##### BLOCO DE TEXTO

Ore yeye o! A Orisa Brasil hoje compartilha com vocês a linda história de Osunyemi Ajike, brasileira, moradora da cidade de São Paulo, que foi recentemente iniciada para Osun na cidade de Oyo, passou lá 17 dias de iniciação confira o testemunho:
Desejo transmitir algo da minha experiência de iniciação em Osun, no interior do culto tradicional de família ioruba, em Oyó/Nigéria. Para isso, sinto que seja preciso algumas notas prévias a esta escrita. Algo que possa situar um leitor sobre o lugar em que me encontro em relação a essa imersão, de modo que este texto alcance o reconhecimento e minha gratidão ao seu povo. Como notas prévias, o que posso dizer é que frequentei diferentes religiões ao longo da vida, especialmente na adolescência, desde a primeira comunhão e algumas missas de domingo no catolicismo, a umbanda cultuada ancestralmente em minha família, mesa branca espírita, passando por uma iniciação margui hindu, uns bons anos em uma umbanda com culto de nação angolana, até chegar à constatação de que não era possível provar a existência de deus nem a sua inexistência. Parto, então, de uma posição agnóstica e, mais precisamente, ateia, mas profundamente interessada na riqueza humana, presente em diferentes espaços e comunidades que se organizam em torno de cultos religiosos. Sou, ainda, profundamente tocada e aprecio um batuque. Os toques, danças e cantos oriundos do candomblé – essa religião brasileira e sua preciosa heterogeneidade – têm o poder de tocar meu corpo e mobilizar afetos. Os cultos aos orixás, com suas representações, têm uma relação com os fenômenos da natureza: águas, ventos, barro, folhas. A ideia de axé como força é uma dimensão que aprecio. São elementos da natureza, sensíveis, experimentáveis e que, portanto, não precisam, ao menos necessariamente, de qualquer outra formulação em termos de fé. Pode-se facilmente apostar nas forças presentes na natureza, senti-las. É algo que se aproxima de uma simplicidade e uma prática muito rudimentar: pé no chão. E foi este “pé no chão” que fui buscar em Oyó.

##########
##### REGISTROS EXIBIDOS

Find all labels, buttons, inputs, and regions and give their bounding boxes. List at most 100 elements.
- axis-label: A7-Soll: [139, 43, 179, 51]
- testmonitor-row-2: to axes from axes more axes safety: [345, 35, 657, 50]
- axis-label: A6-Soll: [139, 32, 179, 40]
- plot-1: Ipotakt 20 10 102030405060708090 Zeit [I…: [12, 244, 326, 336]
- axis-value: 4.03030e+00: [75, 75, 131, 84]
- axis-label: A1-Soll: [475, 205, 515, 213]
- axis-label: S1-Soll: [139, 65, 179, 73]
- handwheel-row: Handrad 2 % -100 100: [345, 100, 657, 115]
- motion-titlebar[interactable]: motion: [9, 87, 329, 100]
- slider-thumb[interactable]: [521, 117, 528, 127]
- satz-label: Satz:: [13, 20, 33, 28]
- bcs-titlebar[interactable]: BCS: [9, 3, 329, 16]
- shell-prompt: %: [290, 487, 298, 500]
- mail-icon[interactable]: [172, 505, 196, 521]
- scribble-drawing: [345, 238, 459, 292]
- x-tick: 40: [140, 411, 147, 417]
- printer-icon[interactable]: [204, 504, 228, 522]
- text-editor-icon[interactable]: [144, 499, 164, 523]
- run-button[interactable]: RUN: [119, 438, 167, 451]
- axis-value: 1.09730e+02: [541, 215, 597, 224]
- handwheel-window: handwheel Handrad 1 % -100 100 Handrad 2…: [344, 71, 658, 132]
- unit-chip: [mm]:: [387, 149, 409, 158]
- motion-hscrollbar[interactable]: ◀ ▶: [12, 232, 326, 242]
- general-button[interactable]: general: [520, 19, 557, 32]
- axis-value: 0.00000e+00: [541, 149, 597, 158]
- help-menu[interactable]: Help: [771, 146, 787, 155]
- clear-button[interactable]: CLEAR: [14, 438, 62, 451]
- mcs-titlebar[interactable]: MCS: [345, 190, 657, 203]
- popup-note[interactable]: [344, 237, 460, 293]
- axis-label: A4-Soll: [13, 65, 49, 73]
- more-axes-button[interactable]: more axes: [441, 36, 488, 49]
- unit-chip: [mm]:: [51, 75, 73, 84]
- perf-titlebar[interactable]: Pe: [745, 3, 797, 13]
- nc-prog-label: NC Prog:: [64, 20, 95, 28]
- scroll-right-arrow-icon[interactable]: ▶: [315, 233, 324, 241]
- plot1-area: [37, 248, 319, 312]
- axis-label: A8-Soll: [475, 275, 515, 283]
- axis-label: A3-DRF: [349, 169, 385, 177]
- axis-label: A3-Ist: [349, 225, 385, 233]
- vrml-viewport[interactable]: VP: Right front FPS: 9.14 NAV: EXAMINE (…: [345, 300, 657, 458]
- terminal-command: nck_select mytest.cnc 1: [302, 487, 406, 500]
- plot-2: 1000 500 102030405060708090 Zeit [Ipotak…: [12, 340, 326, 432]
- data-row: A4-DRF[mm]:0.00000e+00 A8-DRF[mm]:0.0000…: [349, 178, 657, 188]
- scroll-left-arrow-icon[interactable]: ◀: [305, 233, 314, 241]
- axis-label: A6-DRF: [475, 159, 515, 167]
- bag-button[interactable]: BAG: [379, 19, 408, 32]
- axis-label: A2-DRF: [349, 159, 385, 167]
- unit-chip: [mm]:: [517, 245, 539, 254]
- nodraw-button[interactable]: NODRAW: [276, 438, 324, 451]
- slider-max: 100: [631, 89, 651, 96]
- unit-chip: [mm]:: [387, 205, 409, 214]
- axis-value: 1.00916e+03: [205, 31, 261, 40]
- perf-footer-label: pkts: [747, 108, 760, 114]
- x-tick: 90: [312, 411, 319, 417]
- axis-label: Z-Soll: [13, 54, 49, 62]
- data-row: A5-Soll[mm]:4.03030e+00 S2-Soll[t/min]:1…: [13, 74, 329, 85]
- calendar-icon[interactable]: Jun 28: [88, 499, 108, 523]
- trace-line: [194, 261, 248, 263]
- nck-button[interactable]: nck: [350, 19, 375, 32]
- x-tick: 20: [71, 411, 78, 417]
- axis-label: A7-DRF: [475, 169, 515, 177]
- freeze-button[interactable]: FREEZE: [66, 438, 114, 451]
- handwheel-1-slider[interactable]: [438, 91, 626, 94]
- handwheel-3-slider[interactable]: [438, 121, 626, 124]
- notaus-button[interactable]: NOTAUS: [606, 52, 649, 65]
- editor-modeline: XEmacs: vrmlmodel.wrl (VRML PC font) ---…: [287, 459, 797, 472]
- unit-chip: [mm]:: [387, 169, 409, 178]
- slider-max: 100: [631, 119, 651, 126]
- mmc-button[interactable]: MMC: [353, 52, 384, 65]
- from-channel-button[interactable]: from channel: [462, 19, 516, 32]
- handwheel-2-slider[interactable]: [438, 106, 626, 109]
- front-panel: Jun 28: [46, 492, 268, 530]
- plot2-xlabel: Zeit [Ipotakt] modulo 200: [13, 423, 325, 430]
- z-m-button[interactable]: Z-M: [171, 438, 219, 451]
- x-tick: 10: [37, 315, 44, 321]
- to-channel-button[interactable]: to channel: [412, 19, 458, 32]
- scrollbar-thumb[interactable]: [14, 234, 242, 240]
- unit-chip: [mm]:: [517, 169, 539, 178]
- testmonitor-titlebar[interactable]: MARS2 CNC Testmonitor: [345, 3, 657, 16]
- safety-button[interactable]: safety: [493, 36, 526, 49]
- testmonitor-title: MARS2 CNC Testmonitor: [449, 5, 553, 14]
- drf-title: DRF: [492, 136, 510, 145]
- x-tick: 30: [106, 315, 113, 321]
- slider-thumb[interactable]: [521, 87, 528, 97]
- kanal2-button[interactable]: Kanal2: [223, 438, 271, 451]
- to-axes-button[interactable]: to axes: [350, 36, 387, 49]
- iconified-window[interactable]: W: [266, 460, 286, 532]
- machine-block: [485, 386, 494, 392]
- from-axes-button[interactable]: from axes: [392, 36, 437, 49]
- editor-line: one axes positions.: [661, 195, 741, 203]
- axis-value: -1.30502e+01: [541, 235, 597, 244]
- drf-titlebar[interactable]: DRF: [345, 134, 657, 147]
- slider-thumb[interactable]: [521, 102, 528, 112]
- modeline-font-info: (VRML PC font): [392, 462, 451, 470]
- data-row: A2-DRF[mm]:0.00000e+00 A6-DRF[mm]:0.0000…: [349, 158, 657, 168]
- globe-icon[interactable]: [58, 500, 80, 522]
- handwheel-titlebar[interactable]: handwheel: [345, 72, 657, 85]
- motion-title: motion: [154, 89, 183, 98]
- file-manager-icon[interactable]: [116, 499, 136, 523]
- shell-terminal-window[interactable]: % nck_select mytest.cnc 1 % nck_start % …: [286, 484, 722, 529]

##########

_TAREFAS PROPOSTAS_
[1] Responda, com base no relato sobre a iniciação em Osun:
(a) Quantos dias Osunyemi Ajike passou na iniciação em Oyo?
(b) De que posição a autora do relato diz partir em relação à fé?
(c) Que expressão resume o que ela foi buscar em Oyó?
[2] Reproduza sem nenhuma alteração as linhas dos registros, começando no início deles e terminando na linha que contém "- general-button[interactable]: general: [520, 19, 557, 32]", incluindo essa linha.

_RESULTADOS_
[1]
(a) Ela passou 17 dias na iniciação.
(b) Ela parte de uma posição agnóstica e, mais precisamente, ateia.
(c) A expressão é "pé no chão".

[2]
Find all labels, buttons, inputs, and regions and give their bounding boxes. List at most 100 elements.
- axis-label: A7-Soll: [139, 43, 179, 51]
- testmonitor-row-2: to axes from axes more axes safety: [345, 35, 657, 50]
- axis-label: A6-Soll: [139, 32, 179, 40]
- plot-1: Ipotakt 20 10 102030405060708090 Zeit [I…: [12, 244, 326, 336]
- axis-value: 4.03030e+00: [75, 75, 131, 84]
- axis-label: A1-Soll: [475, 205, 515, 213]
- axis-label: S1-Soll: [139, 65, 179, 73]
- handwheel-row: Handrad 2 % -100 100: [345, 100, 657, 115]
- motion-titlebar[interactable]: motion: [9, 87, 329, 100]
- slider-thumb[interactable]: [521, 117, 528, 127]
- satz-label: Satz:: [13, 20, 33, 28]
- bcs-titlebar[interactable]: BCS: [9, 3, 329, 16]
- shell-prompt: %: [290, 487, 298, 500]
- mail-icon[interactable]: [172, 505, 196, 521]
- scribble-drawing: [345, 238, 459, 292]
- x-tick: 40: [140, 411, 147, 417]
- printer-icon[interactable]: [204, 504, 228, 522]
- text-editor-icon[interactable]: [144, 499, 164, 523]
- run-button[interactable]: RUN: [119, 438, 167, 451]
- axis-value: 1.09730e+02: [541, 215, 597, 224]
- handwheel-window: handwheel Handrad 1 % -100 100 Handrad 2…: [344, 71, 658, 132]
- unit-chip: [mm]:: [387, 149, 409, 158]
- motion-hscrollbar[interactable]: ◀ ▶: [12, 232, 326, 242]
- general-button[interactable]: general: [520, 19, 557, 32]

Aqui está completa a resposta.